Pick out the lines below that contain the string "распоряжения" and copy them all.

**Records shown:**
— Begin —
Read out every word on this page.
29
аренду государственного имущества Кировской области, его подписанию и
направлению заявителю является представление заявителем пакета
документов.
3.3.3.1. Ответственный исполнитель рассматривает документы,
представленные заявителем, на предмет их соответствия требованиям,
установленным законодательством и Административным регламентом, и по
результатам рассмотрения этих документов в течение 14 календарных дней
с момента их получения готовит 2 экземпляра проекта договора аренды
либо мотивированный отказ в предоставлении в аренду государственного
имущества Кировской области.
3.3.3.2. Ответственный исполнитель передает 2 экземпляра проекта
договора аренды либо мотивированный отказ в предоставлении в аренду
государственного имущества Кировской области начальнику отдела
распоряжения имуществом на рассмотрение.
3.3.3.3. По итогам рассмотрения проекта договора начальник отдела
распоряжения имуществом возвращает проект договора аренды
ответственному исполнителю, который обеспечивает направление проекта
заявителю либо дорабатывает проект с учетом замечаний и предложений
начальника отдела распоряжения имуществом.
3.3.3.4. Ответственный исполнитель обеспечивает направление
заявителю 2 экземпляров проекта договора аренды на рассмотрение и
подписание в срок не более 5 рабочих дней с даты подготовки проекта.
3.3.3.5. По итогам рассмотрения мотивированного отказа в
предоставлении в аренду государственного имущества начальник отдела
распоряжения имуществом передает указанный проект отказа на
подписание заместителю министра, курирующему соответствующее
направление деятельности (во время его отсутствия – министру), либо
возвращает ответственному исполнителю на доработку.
— End —
— Begin —
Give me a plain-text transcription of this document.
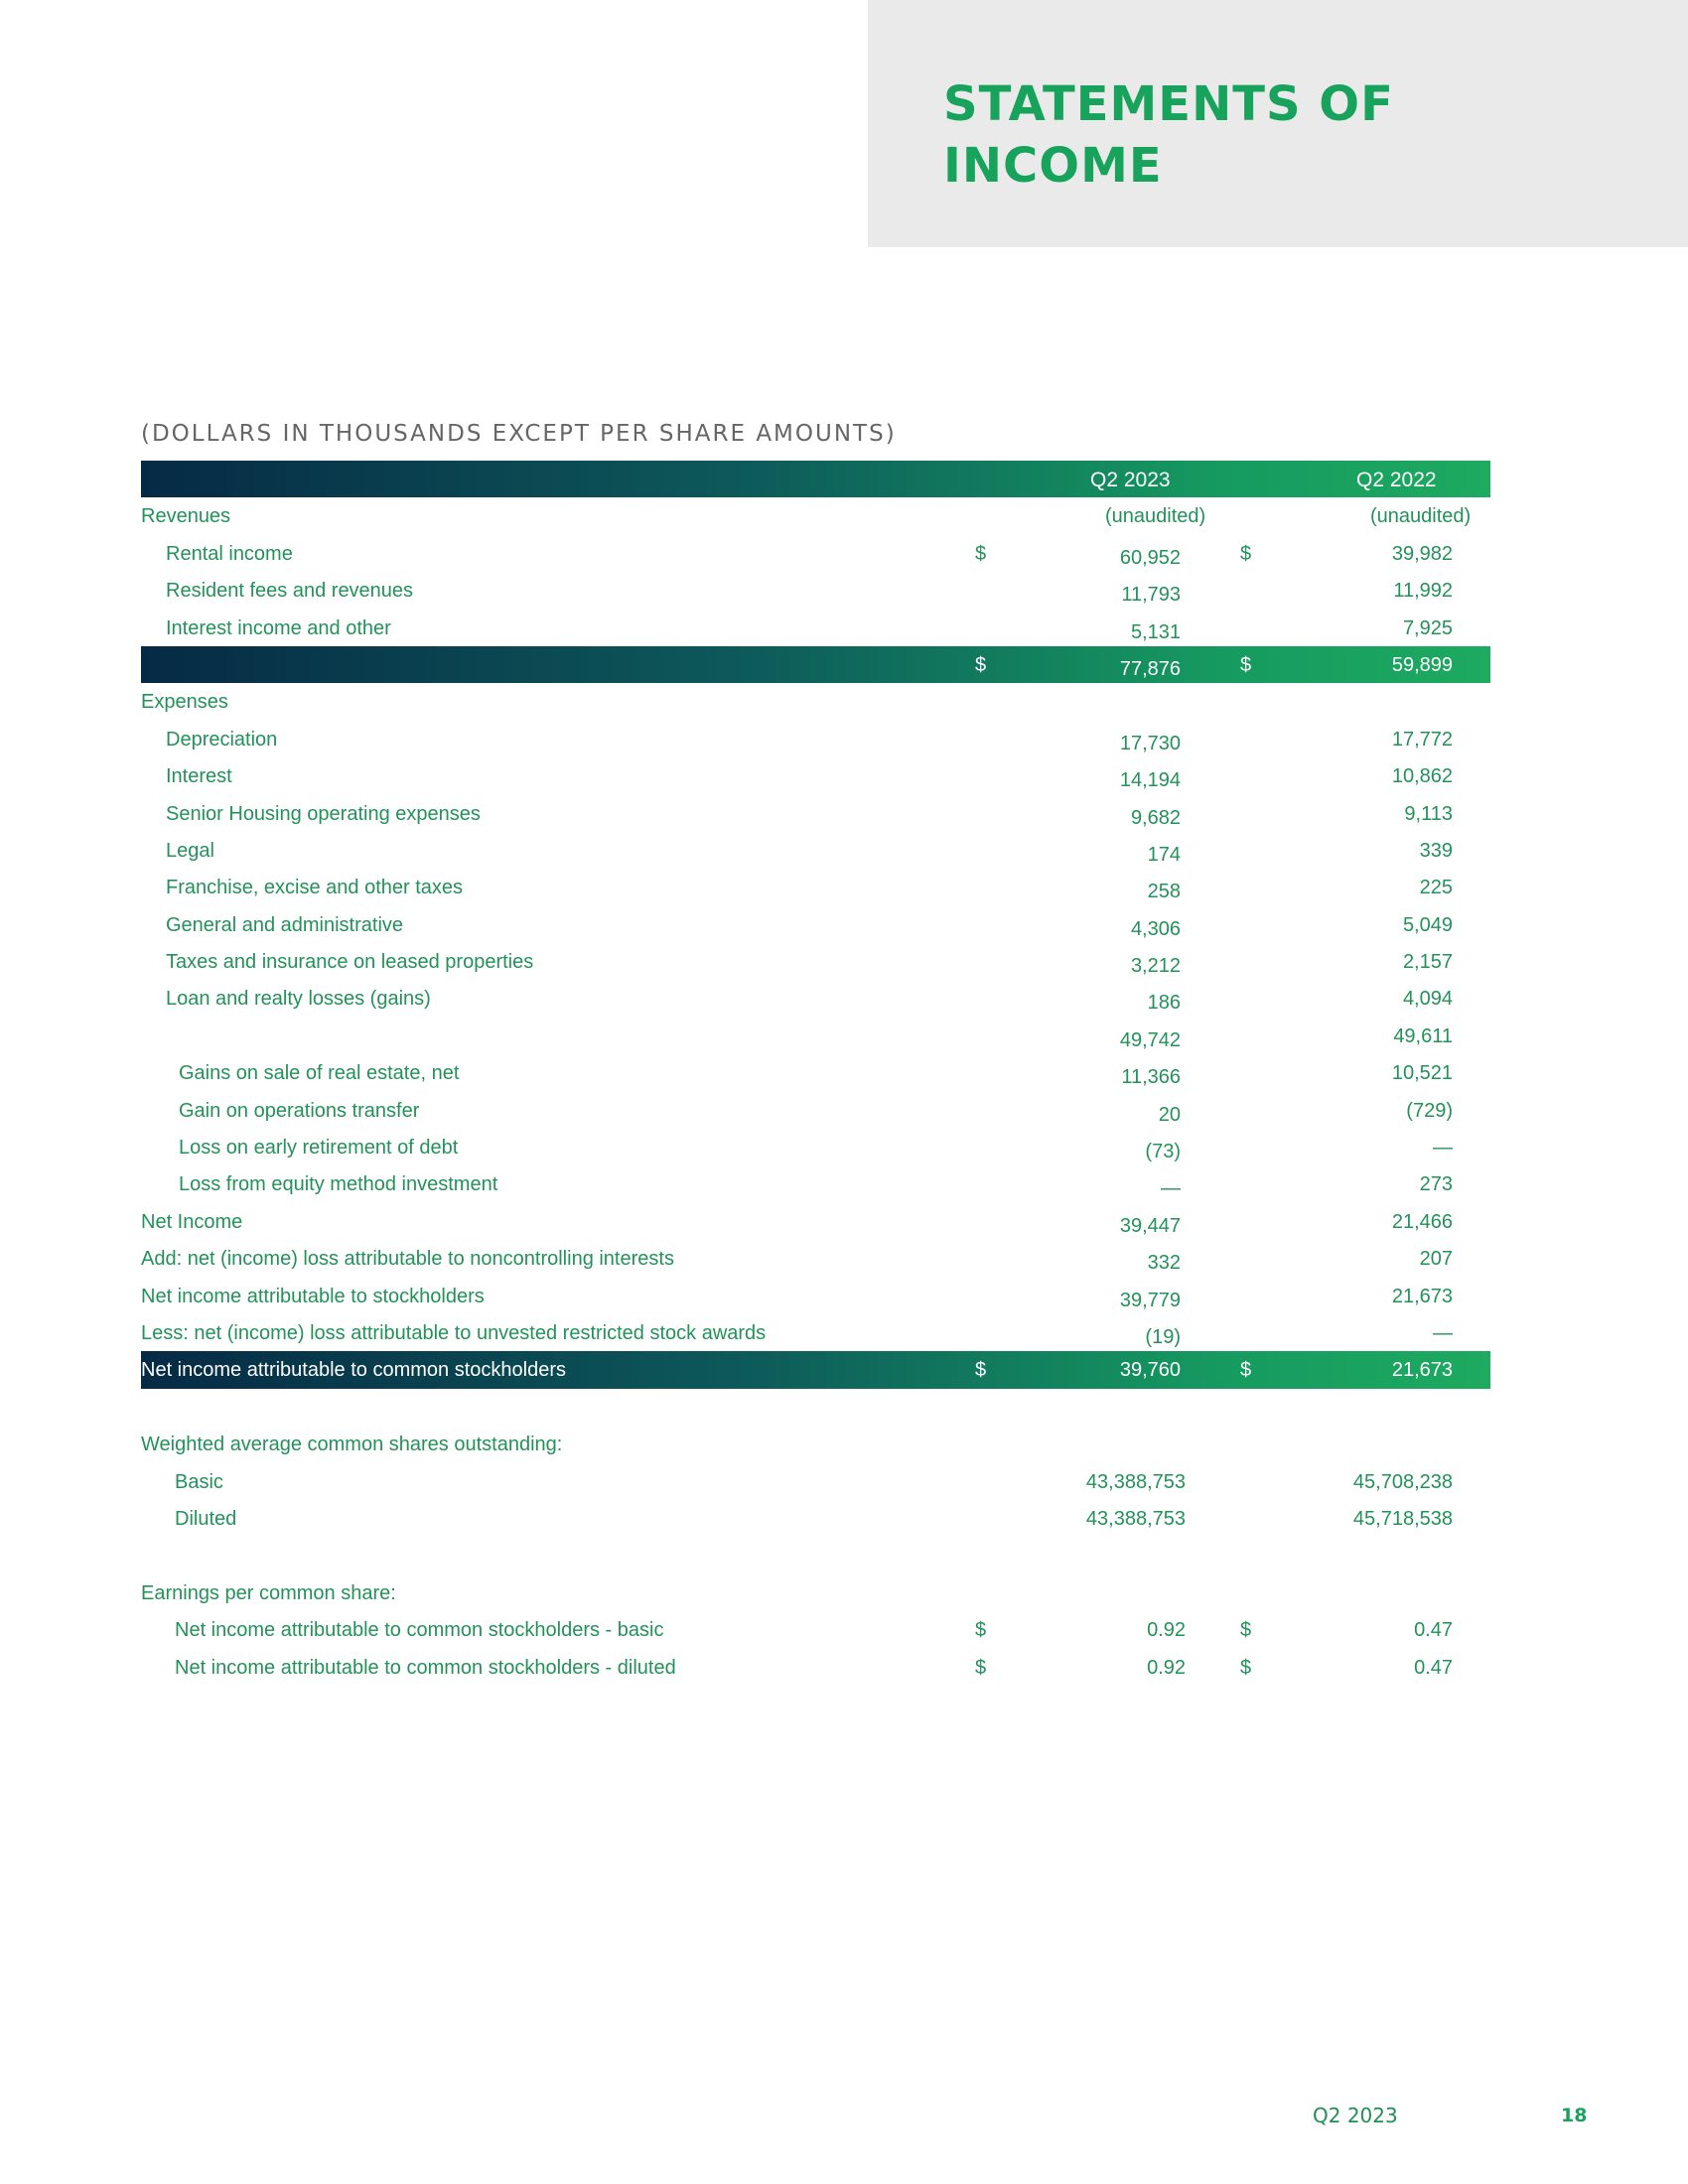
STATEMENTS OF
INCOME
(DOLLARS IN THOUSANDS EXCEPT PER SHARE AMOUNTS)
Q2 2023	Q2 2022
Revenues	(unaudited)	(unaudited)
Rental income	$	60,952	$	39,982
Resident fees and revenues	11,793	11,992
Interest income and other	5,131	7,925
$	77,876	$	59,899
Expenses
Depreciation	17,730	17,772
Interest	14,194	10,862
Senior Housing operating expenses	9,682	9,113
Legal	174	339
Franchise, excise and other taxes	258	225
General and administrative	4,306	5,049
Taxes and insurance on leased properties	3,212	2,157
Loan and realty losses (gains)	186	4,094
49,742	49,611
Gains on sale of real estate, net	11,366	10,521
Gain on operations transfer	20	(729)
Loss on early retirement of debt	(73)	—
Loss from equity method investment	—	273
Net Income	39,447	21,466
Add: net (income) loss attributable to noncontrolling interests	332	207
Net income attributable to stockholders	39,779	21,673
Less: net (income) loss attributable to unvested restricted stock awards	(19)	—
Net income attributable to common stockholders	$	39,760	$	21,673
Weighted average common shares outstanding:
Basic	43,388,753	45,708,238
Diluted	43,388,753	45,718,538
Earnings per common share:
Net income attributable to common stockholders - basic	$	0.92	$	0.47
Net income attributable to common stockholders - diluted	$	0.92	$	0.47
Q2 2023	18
— End —
**Solved problem:**
распоряжения имуществом на рассмотрение.
распоряжения имуществом возвращает проект договора аренды
начальника отдела распоряжения имуществом.
распоряжения имуществом передает указанный проект отказа на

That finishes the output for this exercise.